[Items from a dataset]

::::

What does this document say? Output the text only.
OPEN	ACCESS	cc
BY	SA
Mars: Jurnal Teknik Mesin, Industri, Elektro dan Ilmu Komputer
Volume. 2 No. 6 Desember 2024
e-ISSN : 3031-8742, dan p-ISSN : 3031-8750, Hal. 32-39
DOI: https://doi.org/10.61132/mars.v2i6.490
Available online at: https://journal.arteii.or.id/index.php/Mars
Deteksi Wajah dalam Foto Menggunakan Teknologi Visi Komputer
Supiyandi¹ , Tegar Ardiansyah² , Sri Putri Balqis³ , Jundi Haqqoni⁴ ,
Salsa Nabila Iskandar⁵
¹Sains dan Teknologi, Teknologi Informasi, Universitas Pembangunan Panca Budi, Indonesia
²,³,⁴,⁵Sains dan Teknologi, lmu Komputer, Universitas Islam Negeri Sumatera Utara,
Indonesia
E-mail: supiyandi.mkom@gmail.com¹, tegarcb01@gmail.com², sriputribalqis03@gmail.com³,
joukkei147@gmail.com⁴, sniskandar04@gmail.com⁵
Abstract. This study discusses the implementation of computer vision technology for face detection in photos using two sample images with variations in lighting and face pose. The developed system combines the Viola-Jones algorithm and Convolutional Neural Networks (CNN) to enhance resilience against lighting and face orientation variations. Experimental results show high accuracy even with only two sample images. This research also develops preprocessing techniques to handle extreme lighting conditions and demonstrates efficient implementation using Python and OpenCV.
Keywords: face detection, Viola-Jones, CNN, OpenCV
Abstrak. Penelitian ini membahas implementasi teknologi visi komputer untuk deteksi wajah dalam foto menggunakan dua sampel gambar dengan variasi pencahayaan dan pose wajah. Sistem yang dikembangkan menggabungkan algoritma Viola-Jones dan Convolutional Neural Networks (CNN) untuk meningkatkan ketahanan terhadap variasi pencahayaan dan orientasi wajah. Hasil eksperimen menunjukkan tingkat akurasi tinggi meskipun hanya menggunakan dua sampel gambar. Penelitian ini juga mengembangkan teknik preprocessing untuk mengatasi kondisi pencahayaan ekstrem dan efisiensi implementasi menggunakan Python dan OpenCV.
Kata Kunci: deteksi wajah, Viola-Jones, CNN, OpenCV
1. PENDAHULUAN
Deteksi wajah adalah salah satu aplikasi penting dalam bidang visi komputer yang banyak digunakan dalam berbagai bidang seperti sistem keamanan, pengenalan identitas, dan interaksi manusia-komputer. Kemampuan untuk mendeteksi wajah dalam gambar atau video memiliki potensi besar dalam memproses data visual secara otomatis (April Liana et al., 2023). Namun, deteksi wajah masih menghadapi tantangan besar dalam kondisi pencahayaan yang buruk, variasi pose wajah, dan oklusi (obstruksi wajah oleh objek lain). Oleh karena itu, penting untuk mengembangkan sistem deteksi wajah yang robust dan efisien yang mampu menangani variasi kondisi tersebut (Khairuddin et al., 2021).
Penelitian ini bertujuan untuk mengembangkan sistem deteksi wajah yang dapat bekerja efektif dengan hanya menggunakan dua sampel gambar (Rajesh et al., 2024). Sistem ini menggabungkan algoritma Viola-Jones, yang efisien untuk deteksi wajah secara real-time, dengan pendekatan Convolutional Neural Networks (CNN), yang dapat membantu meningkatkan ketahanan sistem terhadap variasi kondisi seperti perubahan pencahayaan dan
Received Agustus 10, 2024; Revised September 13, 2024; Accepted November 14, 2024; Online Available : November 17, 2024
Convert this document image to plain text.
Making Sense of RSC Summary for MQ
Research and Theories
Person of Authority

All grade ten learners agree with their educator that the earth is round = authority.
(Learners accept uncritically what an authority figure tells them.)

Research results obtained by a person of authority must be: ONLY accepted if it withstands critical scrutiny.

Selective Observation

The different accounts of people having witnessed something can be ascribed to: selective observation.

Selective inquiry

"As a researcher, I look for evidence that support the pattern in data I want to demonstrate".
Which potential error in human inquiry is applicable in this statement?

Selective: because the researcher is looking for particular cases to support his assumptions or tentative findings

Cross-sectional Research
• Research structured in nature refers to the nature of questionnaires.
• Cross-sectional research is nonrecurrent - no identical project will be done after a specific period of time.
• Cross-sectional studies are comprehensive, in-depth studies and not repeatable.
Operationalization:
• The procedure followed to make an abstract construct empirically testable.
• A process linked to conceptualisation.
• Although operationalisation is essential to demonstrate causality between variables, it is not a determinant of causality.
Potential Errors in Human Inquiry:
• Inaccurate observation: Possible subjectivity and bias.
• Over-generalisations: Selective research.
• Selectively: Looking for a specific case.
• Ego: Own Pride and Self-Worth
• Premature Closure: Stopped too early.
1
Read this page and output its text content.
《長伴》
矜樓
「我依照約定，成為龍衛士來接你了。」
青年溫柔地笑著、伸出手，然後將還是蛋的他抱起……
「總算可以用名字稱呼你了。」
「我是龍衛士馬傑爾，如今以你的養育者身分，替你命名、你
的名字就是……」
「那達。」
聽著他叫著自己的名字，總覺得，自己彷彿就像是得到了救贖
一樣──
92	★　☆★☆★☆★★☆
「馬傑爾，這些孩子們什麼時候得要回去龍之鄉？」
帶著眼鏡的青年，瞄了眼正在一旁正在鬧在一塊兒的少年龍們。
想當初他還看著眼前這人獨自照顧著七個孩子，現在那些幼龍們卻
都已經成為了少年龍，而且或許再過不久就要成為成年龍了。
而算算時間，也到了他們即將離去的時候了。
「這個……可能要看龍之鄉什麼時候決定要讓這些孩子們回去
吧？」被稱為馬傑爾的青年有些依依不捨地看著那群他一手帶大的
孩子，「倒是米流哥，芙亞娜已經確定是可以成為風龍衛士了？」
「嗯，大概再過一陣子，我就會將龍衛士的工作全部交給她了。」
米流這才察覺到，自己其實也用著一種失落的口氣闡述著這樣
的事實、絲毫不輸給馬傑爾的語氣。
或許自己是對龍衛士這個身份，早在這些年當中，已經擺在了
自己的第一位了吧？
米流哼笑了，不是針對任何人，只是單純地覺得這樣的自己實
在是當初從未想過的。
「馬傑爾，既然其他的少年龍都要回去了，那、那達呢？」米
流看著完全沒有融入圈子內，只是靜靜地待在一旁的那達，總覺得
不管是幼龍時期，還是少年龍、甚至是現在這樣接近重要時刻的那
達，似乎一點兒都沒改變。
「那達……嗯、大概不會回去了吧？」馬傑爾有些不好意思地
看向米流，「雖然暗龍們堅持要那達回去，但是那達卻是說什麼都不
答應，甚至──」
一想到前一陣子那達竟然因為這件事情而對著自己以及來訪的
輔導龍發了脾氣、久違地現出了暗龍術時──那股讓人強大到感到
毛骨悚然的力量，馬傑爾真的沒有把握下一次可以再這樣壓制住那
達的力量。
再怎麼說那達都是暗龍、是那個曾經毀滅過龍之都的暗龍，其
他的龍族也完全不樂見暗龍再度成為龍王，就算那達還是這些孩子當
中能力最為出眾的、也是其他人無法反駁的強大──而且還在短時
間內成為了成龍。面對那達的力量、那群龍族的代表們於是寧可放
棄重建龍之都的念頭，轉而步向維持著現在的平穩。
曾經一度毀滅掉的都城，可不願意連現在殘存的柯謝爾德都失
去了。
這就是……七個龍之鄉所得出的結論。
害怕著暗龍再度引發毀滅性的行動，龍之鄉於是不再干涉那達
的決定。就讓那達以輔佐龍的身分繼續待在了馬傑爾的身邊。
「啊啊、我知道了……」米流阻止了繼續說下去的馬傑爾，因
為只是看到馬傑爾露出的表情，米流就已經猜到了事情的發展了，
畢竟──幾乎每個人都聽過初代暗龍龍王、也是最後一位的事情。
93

::::

TO BE DONE: Restate every entry word for word.

ANSWER FOR THE TASK:
What does this document say? Output the text only.
OPEN	ACCESS	cc
BY	SA
Mars: Jurnal Teknik Mesin, Industri, Elektro dan Ilmu Komputer
Volume. 2 No. 6 Desember 2024
e-ISSN : 3031-8742, dan p-ISSN : 3031-8750, Hal. 32-39
DOI: https://doi.org/10.61132/mars.v2i6.490
Available online at: https://journal.arteii.or.id/index.php/Mars
Deteksi Wajah dalam Foto Menggunakan Teknologi Visi Komputer
Supiyandi¹ , Tegar Ardiansyah² , Sri Putri Balqis³ , Jundi Haqqoni⁴ ,
Salsa Nabila Iskandar⁵
¹Sains dan Teknologi, Teknologi Informasi, Universitas Pembangunan Panca Budi, Indonesia
²,³,⁴,⁵Sains dan Teknologi, lmu Komputer, Universitas Islam Negeri Sumatera Utara,
Indonesia
E-mail: supiyandi.mkom@gmail.com¹, tegarcb01@gmail.com², sriputribalqis03@gmail.com³,
joukkei147@gmail.com⁴, sniskandar04@gmail.com⁵
Abstract. This study discusses the implementation of computer vision technology for face detection in photos using two sample images with variations in lighting and face pose. The developed system combines the Viola-Jones algorithm and Convolutional Neural Networks (CNN) to enhance resilience against lighting and face orientation variations. Experimental results show high accuracy even with only two sample images. This research also develops preprocessing techniques to handle extreme lighting conditions and demonstrates efficient implementation using Python and OpenCV.
Keywords: face detection, Viola-Jones, CNN, OpenCV
Abstrak. Penelitian ini membahas implementasi teknologi visi komputer untuk deteksi wajah dalam foto menggunakan dua sampel gambar dengan variasi pencahayaan dan pose wajah. Sistem yang dikembangkan menggabungkan algoritma Viola-Jones dan Convolutional Neural Networks (CNN) untuk meningkatkan ketahanan terhadap variasi pencahayaan dan orientasi wajah. Hasil eksperimen menunjukkan tingkat akurasi tinggi meskipun hanya menggunakan dua sampel gambar. Penelitian ini juga mengembangkan teknik preprocessing untuk mengatasi kondisi pencahayaan ekstrem dan efisiensi implementasi menggunakan Python dan OpenCV.
Kata Kunci: deteksi wajah, Viola-Jones, CNN, OpenCV
1. PENDAHULUAN
Deteksi wajah adalah salah satu aplikasi penting dalam bidang visi komputer yang banyak digunakan dalam berbagai bidang seperti sistem keamanan, pengenalan identitas, dan interaksi manusia-komputer. Kemampuan untuk mendeteksi wajah dalam gambar atau video memiliki potensi besar dalam memproses data visual secara otomatis (April Liana et al., 2023). Namun, deteksi wajah masih menghadapi tantangan besar dalam kondisi pencahayaan yang buruk, variasi pose wajah, dan oklusi (obstruksi wajah oleh objek lain). Oleh karena itu, penting untuk mengembangkan sistem deteksi wajah yang robust dan efisien yang mampu menangani variasi kondisi tersebut (Khairuddin et al., 2021).
Penelitian ini bertujuan untuk mengembangkan sistem deteksi wajah yang dapat bekerja efektif dengan hanya menggunakan dua sampel gambar (Rajesh et al., 2024). Sistem ini menggabungkan algoritma Viola-Jones, yang efisien untuk deteksi wajah secara real-time, dengan pendekatan Convolutional Neural Networks (CNN), yang dapat membantu meningkatkan ketahanan sistem terhadap variasi kondisi seperti perubahan pencahayaan dan
Received Agustus 10, 2024; Revised September 13, 2024; Accepted November 14, 2024; Online Available : November 17, 2024
Convert this document image to plain text.
Making Sense of RSC Summary for MQ
Research and Theories
Person of Authority

All grade ten learners agree with their educator that the earth is round = authority.
(Learners accept uncritically what an authority figure tells them.)

Research results obtained by a person of authority must be: ONLY accepted if it withstands critical scrutiny.

Selective Observation

The different accounts of people having witnessed something can be ascribed to: selective observation.

Selective inquiry

"As a researcher, I look for evidence that support the pattern in data I want to demonstrate".
Which potential error in human inquiry is applicable in this statement?

Selective: because the researcher is looking for particular cases to support his assumptions or tentative findings

Cross-sectional Research
• Research structured in nature refers to the nature of questionnaires.
• Cross-sectional research is nonrecurrent - no identical project will be done after a specific period of time.
• Cross-sectional studies are comprehensive, in-depth studies and not repeatable.
Operationalization:
• The procedure followed to make an abstract construct empirically testable.
• A process linked to conceptualisation.
• Although operationalisation is essential to demonstrate causality between variables, it is not a determinant of causality.
Potential Errors in Human Inquiry:
• Inaccurate observation: Possible subjectivity and bias.
• Over-generalisations: Selective research.
• Selectively: Looking for a specific case.
• Ego: Own Pride and Self-Worth
• Premature Closure: Stopped too early.
1
Read this page and output its text content.
《長伴》
矜樓
「我依照約定，成為龍衛士來接你了。」
青年溫柔地笑著、伸出手，然後將還是蛋的他抱起……
「總算可以用名字稱呼你了。」
「我是龍衛士馬傑爾，如今以你的養育者身分，替你命名、你
的名字就是……」
「那達。」
聽著他叫著自己的名字，總覺得，自己彷彿就像是得到了救贖
一樣──
92	★　☆★☆★☆★★☆
「馬傑爾，這些孩子們什麼時候得要回去龍之鄉？」
帶著眼鏡的青年，瞄了眼正在一旁正在鬧在一塊兒的少年龍們。
想當初他還看著眼前這人獨自照顧著七個孩子，現在那些幼龍們卻
都已經成為了少年龍，而且或許再過不久就要成為成年龍了。
而算算時間，也到了他們即將離去的時候了。
「這個……可能要看龍之鄉什麼時候決定要讓這些孩子們回去
吧？」被稱為馬傑爾的青年有些依依不捨地看著那群他一手帶大的
孩子，「倒是米流哥，芙亞娜已經確定是可以成為風龍衛士了？」
「嗯，大概再過一陣子，我就會將龍衛士的工作全部交給她了。」
米流這才察覺到，自己其實也用著一種失落的口氣闡述著這樣
的事實、絲毫不輸給馬傑爾的語氣。
或許自己是對龍衛士這個身份，早在這些年當中，已經擺在了
自己的第一位了吧？
米流哼笑了，不是針對任何人，只是單純地覺得這樣的自己實
在是當初從未想過的。
「馬傑爾，既然其他的少年龍都要回去了，那、那達呢？」米
流看著完全沒有融入圈子內，只是靜靜地待在一旁的那達，總覺得
不管是幼龍時期，還是少年龍、甚至是現在這樣接近重要時刻的那
達，似乎一點兒都沒改變。
「那達……嗯、大概不會回去了吧？」馬傑爾有些不好意思地
看向米流，「雖然暗龍們堅持要那達回去，但是那達卻是說什麼都不
答應，甚至──」
一想到前一陣子那達竟然因為這件事情而對著自己以及來訪的
輔導龍發了脾氣、久違地現出了暗龍術時──那股讓人強大到感到
毛骨悚然的力量，馬傑爾真的沒有把握下一次可以再這樣壓制住那
達的力量。
再怎麼說那達都是暗龍、是那個曾經毀滅過龍之都的暗龍，其
他的龍族也完全不樂見暗龍再度成為龍王，就算那達還是這些孩子當
中能力最為出眾的、也是其他人無法反駁的強大──而且還在短時
間內成為了成龍。面對那達的力量、那群龍族的代表們於是寧可放
棄重建龍之都的念頭，轉而步向維持著現在的平穩。
曾經一度毀滅掉的都城，可不願意連現在殘存的柯謝爾德都失
去了。
這就是……七個龍之鄉所得出的結論。
害怕著暗龍再度引發毀滅性的行動，龍之鄉於是不再干涉那達
的決定。就讓那達以輔佐龍的身分繼續待在了馬傑爾的身邊。
「啊啊、我知道了……」米流阻止了繼續說下去的馬傑爾，因
為只是看到馬傑爾露出的表情，米流就已經猜到了事情的發展了，
畢竟──幾乎每個人都聽過初代暗龍龍王、也是最後一位的事情。
93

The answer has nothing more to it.